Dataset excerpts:
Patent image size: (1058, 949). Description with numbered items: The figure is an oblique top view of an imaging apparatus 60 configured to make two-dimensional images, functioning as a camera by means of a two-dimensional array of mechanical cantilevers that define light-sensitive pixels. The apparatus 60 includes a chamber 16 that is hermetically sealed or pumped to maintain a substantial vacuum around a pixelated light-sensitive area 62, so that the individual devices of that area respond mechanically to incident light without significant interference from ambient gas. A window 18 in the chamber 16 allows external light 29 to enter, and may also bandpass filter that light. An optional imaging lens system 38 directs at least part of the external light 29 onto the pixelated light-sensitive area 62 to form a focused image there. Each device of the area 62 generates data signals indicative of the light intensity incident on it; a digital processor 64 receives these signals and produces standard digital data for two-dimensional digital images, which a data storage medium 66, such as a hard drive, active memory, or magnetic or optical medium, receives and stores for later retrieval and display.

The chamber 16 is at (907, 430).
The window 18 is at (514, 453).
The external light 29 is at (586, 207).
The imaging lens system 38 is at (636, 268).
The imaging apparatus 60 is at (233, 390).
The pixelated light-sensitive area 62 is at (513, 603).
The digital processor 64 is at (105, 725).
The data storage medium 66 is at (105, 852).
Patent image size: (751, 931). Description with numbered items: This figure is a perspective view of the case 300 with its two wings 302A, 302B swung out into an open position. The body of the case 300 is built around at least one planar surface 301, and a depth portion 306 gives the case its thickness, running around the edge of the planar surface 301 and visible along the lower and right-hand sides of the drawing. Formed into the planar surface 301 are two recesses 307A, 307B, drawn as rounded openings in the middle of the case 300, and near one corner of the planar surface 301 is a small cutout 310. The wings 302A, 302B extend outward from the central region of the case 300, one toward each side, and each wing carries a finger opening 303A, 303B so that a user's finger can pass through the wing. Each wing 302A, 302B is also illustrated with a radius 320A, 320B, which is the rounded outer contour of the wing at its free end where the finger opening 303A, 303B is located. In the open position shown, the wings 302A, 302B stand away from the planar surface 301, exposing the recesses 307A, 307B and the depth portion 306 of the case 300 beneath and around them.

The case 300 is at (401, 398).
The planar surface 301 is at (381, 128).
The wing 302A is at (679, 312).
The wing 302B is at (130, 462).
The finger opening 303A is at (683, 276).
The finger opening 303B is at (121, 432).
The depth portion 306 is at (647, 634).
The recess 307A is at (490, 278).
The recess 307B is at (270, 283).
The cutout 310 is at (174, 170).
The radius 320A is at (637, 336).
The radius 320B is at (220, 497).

__Exercise__
Copy out everything from the line containing "Patent image size: (751, 931)." down to the line containing "The planar surface 301 is at (381, 128).", both of those lines included, character for character.

__Task output__
Patent image size: (751, 931). Description with numbered items: This figure is a perspective view of the case 300 with its two wings 302A, 302B swung out into an open position. The body of the case 300 is built around at least one planar surface 301, and a depth portion 306 gives the case its thickness, running around the edge of the planar surface 301 and visible along the lower and right-hand sides of the drawing. Formed into the planar surface 301 are two recesses 307A, 307B, drawn as rounded openings in the middle of the case 300, and near one corner of the planar surface 301 is a small cutout 310. The wings 302A, 302B extend outward from the central region of the case 300, one toward each side, and each wing carries a finger opening 303A, 303B so that a user's finger can pass through the wing. Each wing 302A, 302B is also illustrated with a radius 320A, 320B, which is the rounded outer contour of the wing at its free end where the finger opening 303A, 303B is located. In the open position shown, the wings 302A, 302B stand away from the planar surface 301, exposing the recesses 307A, 307B and the depth portion 306 of the case 300 beneath and around them.

The case 300 is at (401, 398).
The planar surface 301 is at (381, 128).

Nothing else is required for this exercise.